Start of ENTRIES

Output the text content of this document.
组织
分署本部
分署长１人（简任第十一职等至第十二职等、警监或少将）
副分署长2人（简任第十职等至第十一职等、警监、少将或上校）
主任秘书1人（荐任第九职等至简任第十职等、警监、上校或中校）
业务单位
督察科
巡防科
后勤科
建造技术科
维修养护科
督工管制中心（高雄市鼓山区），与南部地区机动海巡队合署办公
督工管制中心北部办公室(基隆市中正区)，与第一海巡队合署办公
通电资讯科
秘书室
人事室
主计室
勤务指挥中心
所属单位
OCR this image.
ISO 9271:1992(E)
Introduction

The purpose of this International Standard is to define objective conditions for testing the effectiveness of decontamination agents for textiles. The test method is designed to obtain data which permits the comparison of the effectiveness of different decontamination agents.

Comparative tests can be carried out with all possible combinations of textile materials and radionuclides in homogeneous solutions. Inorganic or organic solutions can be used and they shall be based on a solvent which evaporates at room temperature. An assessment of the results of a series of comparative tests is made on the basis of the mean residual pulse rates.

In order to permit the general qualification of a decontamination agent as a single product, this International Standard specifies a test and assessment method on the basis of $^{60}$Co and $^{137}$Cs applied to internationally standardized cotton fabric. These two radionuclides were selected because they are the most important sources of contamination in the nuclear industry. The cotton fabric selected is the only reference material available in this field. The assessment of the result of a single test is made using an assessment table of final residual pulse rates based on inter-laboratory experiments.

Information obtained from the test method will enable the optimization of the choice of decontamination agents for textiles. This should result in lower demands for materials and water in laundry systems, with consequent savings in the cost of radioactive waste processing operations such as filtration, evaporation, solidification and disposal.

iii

End of ENTRIES

• **TASK GOAL**: Above are the records; retype them all without a single difference.

• **ANSWER FOR THE TASK**:
Output the text content of this document.
组织
分署本部
分署长１人（简任第十一职等至第十二职等、警监或少将）
副分署长2人（简任第十职等至第十一职等、警监、少将或上校）
主任秘书1人（荐任第九职等至简任第十职等、警监、上校或中校）
业务单位
督察科
巡防科
后勤科
建造技术科
维修养护科
督工管制中心（高雄市鼓山区），与南部地区机动海巡队合署办公
督工管制中心北部办公室(基隆市中正区)，与第一海巡队合署办公
通电资讯科
秘书室
人事室
主计室
勤务指挥中心
所属单位
OCR this image.
ISO 9271:1992(E)
Introduction

The purpose of this International Standard is to define objective conditions for testing the effectiveness of decontamination agents for textiles. The test method is designed to obtain data which permits the comparison of the effectiveness of different decontamination agents.

Comparative tests can be carried out with all possible combinations of textile materials and radionuclides in homogeneous solutions. Inorganic or organic solutions can be used and they shall be based on a solvent which evaporates at room temperature. An assessment of the results of a series of comparative tests is made on the basis of the mean residual pulse rates.

In order to permit the general qualification of a decontamination agent as a single product, this International Standard specifies a test and assessment method on the basis of $^{60}$Co and $^{137}$Cs applied to internationally standardized cotton fabric. These two radionuclides were selected because they are the most important sources of contamination in the nuclear industry. The cotton fabric selected is the only reference material available in this field. The assessment of the result of a single test is made using an assessment table of final residual pulse rates based on inter-laboratory experiments.

Information obtained from the test method will enable the optimization of the choice of decontamination agents for textiles. This should result in lower demands for materials and water in laundry systems, with consequent savings in the cost of radioactive waste processing operations such as filtration, evaporation, solidification and disposal.

iii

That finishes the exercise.